● The exercise:
Write out each record below exactly as it appears, with no pictures.
Start Input material
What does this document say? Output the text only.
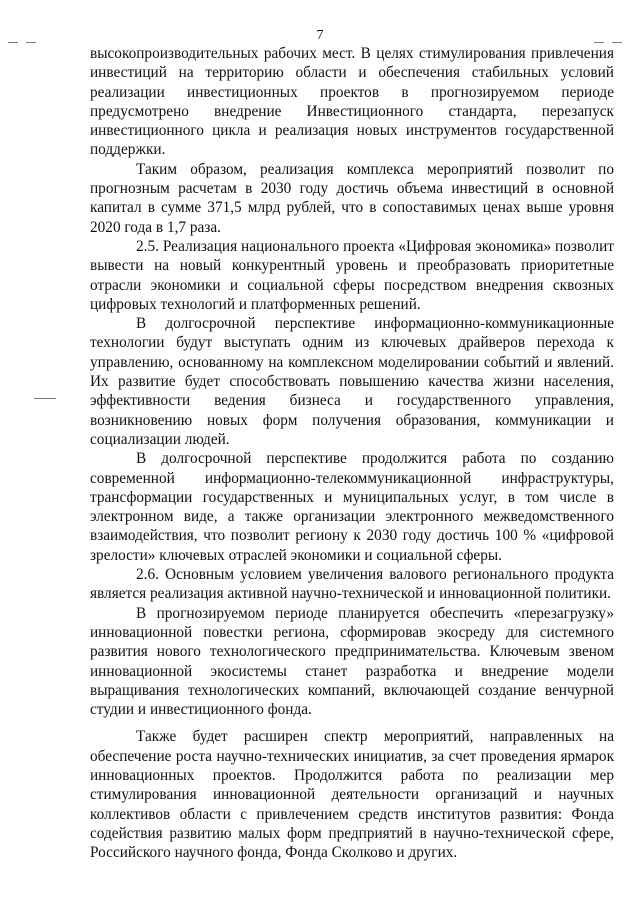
7

высокопроизводительных рабочих мест. В целях стимулирования привлечения инвестиций на территорию области и обеспечения стабильных условий реализации инвестиционных проектов в прогнозируемом периоде предусмотрено внедрение Инвестиционного стандарта, перезапуск инвестиционного цикла и реализация новых инструментов государственной поддержки.

Таким образом, реализация комплекса мероприятий позволит по прогнозным расчетам в 2030 году достичь объема инвестиций в основной капитал в сумме 371,5 млрд рублей, что в сопоставимых ценах выше уровня 2020 года в 1,7 раза.

2.5. Реализация национального проекта «Цифровая экономика» позволит вывести на новый конкурентный уровень и преобразовать приоритетные отрасли экономики и социальной сферы посредством внедрения сквозных цифровых технологий и платформенных решений.

В долгосрочной перспективе информационно-коммуникационные технологии будут выступать одним из ключевых драйверов перехода к управлению, основанному на комплексном моделировании событий и явлений. Их развитие будет способствовать повышению качества жизни населения, эффективности ведения бизнеса и государственного управления, возникновению новых форм получения образования, коммуникации и социализации людей.

В долгосрочной перспективе продолжится работа по созданию современной информационно-телекоммуникационной инфраструктуры, трансформации государственных и муниципальных услуг, в том числе в электронном виде, а также организации электронного межведомственного взаимодействия, что позволит региону к 2030 году достичь 100 % «цифровой зрелости» ключевых отраслей экономики и социальной сферы.

2.6. Основным условием увеличения валового регионального продукта является реализация активной научно-технической и инновационной политики.

В прогнозируемом периоде планируется обеспечить «перезагрузку» инновационной повестки региона, сформировав экосреду для системного развития нового технологического предпринимательства. Ключевым звеном инновационной экосистемы станет разработка и внедрение модели выращивания технологических компаний, включающей создание венчурной студии и инвестиционного фонда.

Также будет расширен спектр мероприятий, направленных на обеспечение роста научно-технических инициатив, за счет проведения ярмарок инновационных проектов. Продолжится работа по реализации мер стимулирования инновационной деятельности организаций и научных коллективов области с привлечением средств институтов развития: Фонда содействия развитию малых форм предприятий в научно-технической сфере, Российского научного фонда, Фонда Сколково и других.
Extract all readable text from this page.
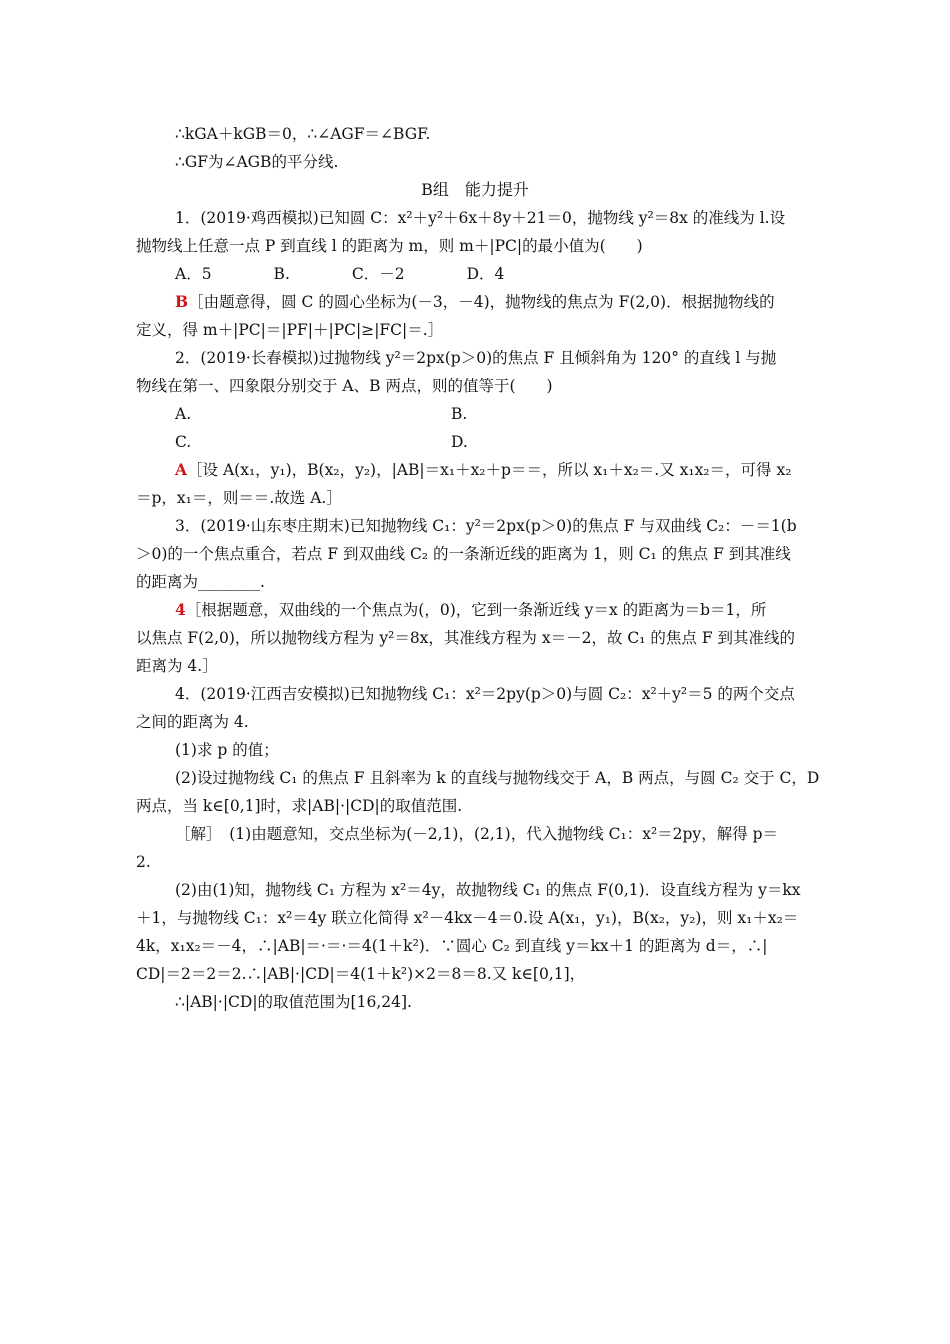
∴kGA＋kGB＝0，∴∠AGF＝∠BGF.
∴GF为∠AGB的平分线.
B组　能力提升
1．(2019·鸡西模拟)已知圆 C：x²＋y²＋6x＋8y＋21＝0，抛物线 y²＝8x 的准线为 l.设
抛物线上任意一点 P 到直线 l 的距离为 m，则 m＋|PC|的最小值为(　　)
A．5　　　　B.　　　　C．－2　　　　D．4
B［由题意得，圆 C 的圆心坐标为(－3，－4)，抛物线的焦点为 F(2,0)．根据抛物线的
定义，得 m＋|PC|＝|PF|＋|PC|≥|FC|＝.］
2．(2019·长春模拟)过抛物线 y²＝2px(p＞0)的焦点 F 且倾斜角为 120° 的直线 l 与抛
物线在第一、四象限分别交于 A、B 两点，则的值等于(　　)
A.	B.
C.	D.
A［设 A(x₁，y₁)，B(x₂，y₂)，|AB|＝x₁＋x₂＋p＝＝，所以 x₁＋x₂＝.又 x₁x₂＝，可得 x₂
＝p，x₁＝，则＝＝.故选 A.］
3．(2019·山东枣庄期末)已知抛物线 C₁：y²＝2px(p＞0)的焦点 F 与双曲线 C₂：－＝1(b
＞0)的一个焦点重合，若点 F 到双曲线 C₂ 的一条渐近线的距离为 1，则 C₁ 的焦点 F 到其准线
的距离为________.
4［根据题意，双曲线的一个焦点为(，0)，它到一条渐近线 y＝x 的距离为＝b＝1，所
以焦点 F(2,0)，所以抛物线方程为 y²＝8x，其准线方程为 x＝－2，故 C₁ 的焦点 F 到其准线的
距离为 4.］
4．(2019·江西吉安模拟)已知抛物线 C₁：x²＝2py(p＞0)与圆 C₂：x²＋y²＝5 的两个交点
之间的距离为 4.
(1)求 p 的值；
(2)设过抛物线 C₁ 的焦点 F 且斜率为 k 的直线与抛物线交于 A，B 两点，与圆 C₂ 交于 C，D
两点，当 k∈[0,1]时，求|AB|·|CD|的取值范围.
［解］　(1)由题意知，交点坐标为(－2,1)，(2,1)，代入抛物线 C₁：x²＝2py，解得 p＝
2.
(2)由(1)知，抛物线 C₁ 方程为 x²＝4y，故抛物线 C₁ 的焦点 F(0,1)．设直线方程为 y＝kx
＋1，与抛物线 C₁：x²＝4y 联立化简得 x²－4kx－4＝0.设 A(x₁，y₁)，B(x₂，y₂)，则 x₁＋x₂＝
4k，x₁x₂＝－4，∴|AB|＝·＝·＝4(1＋k²)．∵圆心 C₂ 到直线 y＝kx＋1 的距离为 d＝，∴|
CD|＝2＝2＝2.∴|AB|·|CD|＝4(1＋k²)×2＝8＝8.又 k∈[0,1]，
∴|AB|·|CD|的取值范围为[16,24].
End Input material
● Response:
What does this document say? Output the text only.
7

высокопроизводительных рабочих мест. В целях стимулирования привлечения инвестиций на территорию области и обеспечения стабильных условий реализации инвестиционных проектов в прогнозируемом периоде предусмотрено внедрение Инвестиционного стандарта, перезапуск инвестиционного цикла и реализация новых инструментов государственной поддержки.

Таким образом, реализация комплекса мероприятий позволит по прогнозным расчетам в 2030 году достичь объема инвестиций в основной капитал в сумме 371,5 млрд рублей, что в сопоставимых ценах выше уровня 2020 года в 1,7 раза.

2.5. Реализация национального проекта «Цифровая экономика» позволит вывести на новый конкурентный уровень и преобразовать приоритетные отрасли экономики и социальной сферы посредством внедрения сквозных цифровых технологий и платформенных решений.

В долгосрочной перспективе информационно-коммуникационные технологии будут выступать одним из ключевых драйверов перехода к управлению, основанному на комплексном моделировании событий и явлений. Их развитие будет способствовать повышению качества жизни населения, эффективности ведения бизнеса и государственного управления, возникновению новых форм получения образования, коммуникации и социализации людей.

В долгосрочной перспективе продолжится работа по созданию современной информационно-телекоммуникационной инфраструктуры, трансформации государственных и муниципальных услуг, в том числе в электронном виде, а также организации электронного межведомственного взаимодействия, что позволит региону к 2030 году достичь 100 % «цифровой зрелости» ключевых отраслей экономики и социальной сферы.

2.6. Основным условием увеличения валового регионального продукта является реализация активной научно-технической и инновационной политики.

В прогнозируемом периоде планируется обеспечить «перезагрузку» инновационной повестки региона, сформировав экосреду для системного развития нового технологического предпринимательства. Ключевым звеном инновационной экосистемы станет разработка и внедрение модели выращивания технологических компаний, включающей создание венчурной студии и инвестиционного фонда.

Также будет расширен спектр мероприятий, направленных на обеспечение роста научно-технических инициатив, за счет проведения ярмарок инновационных проектов. Продолжится работа по реализации мер стимулирования инновационной деятельности организаций и научных коллективов области с привлечением средств институтов развития: Фонда содействия развитию малых форм предприятий в научно-технической сфере, Российского научного фонда, Фонда Сколково и других.
Extract all readable text from this page.
∴kGA＋kGB＝0，∴∠AGF＝∠BGF.
∴GF为∠AGB的平分线.
B组　能力提升
1．(2019·鸡西模拟)已知圆 C：x²＋y²＋6x＋8y＋21＝0，抛物线 y²＝8x 的准线为 l.设
抛物线上任意一点 P 到直线 l 的距离为 m，则 m＋|PC|的最小值为(　　)
A．5　　　　B.　　　　C．－2　　　　D．4
B［由题意得，圆 C 的圆心坐标为(－3，－4)，抛物线的焦点为 F(2,0)．根据抛物线的
定义，得 m＋|PC|＝|PF|＋|PC|≥|FC|＝.］
2．(2019·长春模拟)过抛物线 y²＝2px(p＞0)的焦点 F 且倾斜角为 120° 的直线 l 与抛
物线在第一、四象限分别交于 A、B 两点，则的值等于(　　)
A.	B.
C.	D.
A［设 A(x₁，y₁)，B(x₂，y₂)，|AB|＝x₁＋x₂＋p＝＝，所以 x₁＋x₂＝.又 x₁x₂＝，可得 x₂
＝p，x₁＝，则＝＝.故选 A.］
3．(2019·山东枣庄期末)已知抛物线 C₁：y²＝2px(p＞0)的焦点 F 与双曲线 C₂：－＝1(b
＞0)的一个焦点重合，若点 F 到双曲线 C₂ 的一条渐近线的距离为 1，则 C₁ 的焦点 F 到其准线
的距离为________.
4［根据题意，双曲线的一个焦点为(，0)，它到一条渐近线 y＝x 的距离为＝b＝1，所
以焦点 F(2,0)，所以抛物线方程为 y²＝8x，其准线方程为 x＝－2，故 C₁ 的焦点 F 到其准线的
距离为 4.］
4．(2019·江西吉安模拟)已知抛物线 C₁：x²＝2py(p＞0)与圆 C₂：x²＋y²＝5 的两个交点
之间的距离为 4.
(1)求 p 的值；
(2)设过抛物线 C₁ 的焦点 F 且斜率为 k 的直线与抛物线交于 A，B 两点，与圆 C₂ 交于 C，D
两点，当 k∈[0,1]时，求|AB|·|CD|的取值范围.
［解］　(1)由题意知，交点坐标为(－2,1)，(2,1)，代入抛物线 C₁：x²＝2py，解得 p＝
2.
(2)由(1)知，抛物线 C₁ 方程为 x²＝4y，故抛物线 C₁ 的焦点 F(0,1)．设直线方程为 y＝kx
＋1，与抛物线 C₁：x²＝4y 联立化简得 x²－4kx－4＝0.设 A(x₁，y₁)，B(x₂，y₂)，则 x₁＋x₂＝
4k，x₁x₂＝－4，∴|AB|＝·＝·＝4(1＋k²)．∵圆心 C₂ 到直线 y＝kx＋1 的距离为 d＝，∴|
CD|＝2＝2＝2.∴|AB|·|CD|＝4(1＋k²)×2＝8＝8.又 k∈[0,1]，
∴|AB|·|CD|的取值范围为[16,24].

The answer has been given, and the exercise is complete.